* Data rows:
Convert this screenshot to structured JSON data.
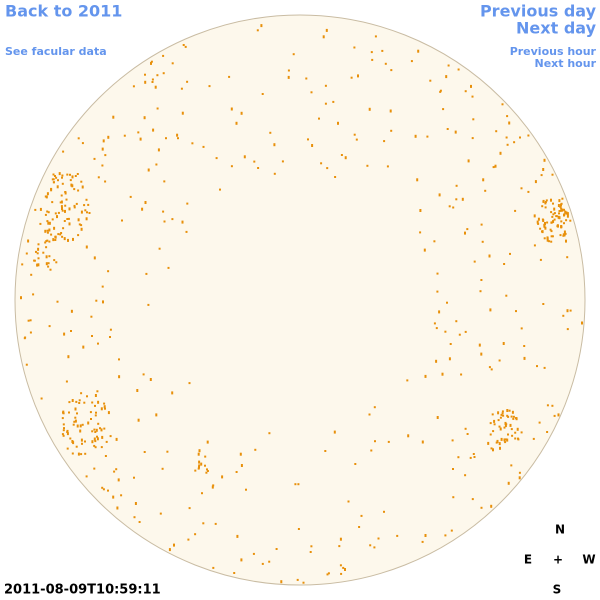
{
  "nav": {
    "back": "Back to 2011",
    "facular": "See facular data",
    "previous_day": "Previous day",
    "next_day": "Next day",
    "previous_hour": "Previous hour",
    "next_hour": "Next hour"
  },
  "timestamp": "2011-08-09T10:59:11",
  "compass": {
    "north": "N",
    "east": "E",
    "center": "+",
    "west": "W",
    "south": "S"
  }
}
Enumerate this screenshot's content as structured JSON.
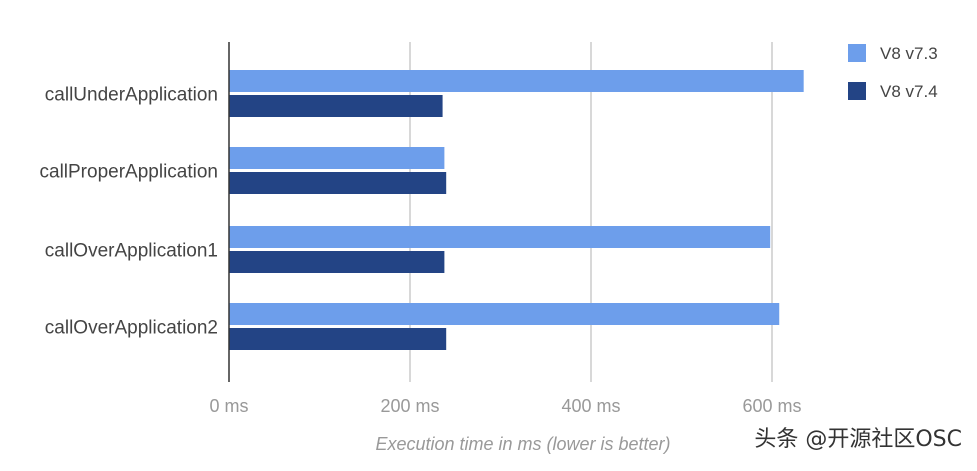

* What is being asked: Transcribe all the records above word for word, without their images.

* Result:
Convert this screenshot to structured JSON data.
{
  "nav": {
    "back": "Back to 2011",
    "facular": "See facular data",
    "previous_day": "Previous day",
    "next_day": "Next day",
    "previous_hour": "Previous hour",
    "next_hour": "Next hour"
  },
  "timestamp": "2011-08-09T10:59:11",
  "compass": {
    "north": "N",
    "east": "E",
    "center": "+",
    "west": "W",
    "south": "S"
  }
}
Enumerate this screenshot's content as structured JSON.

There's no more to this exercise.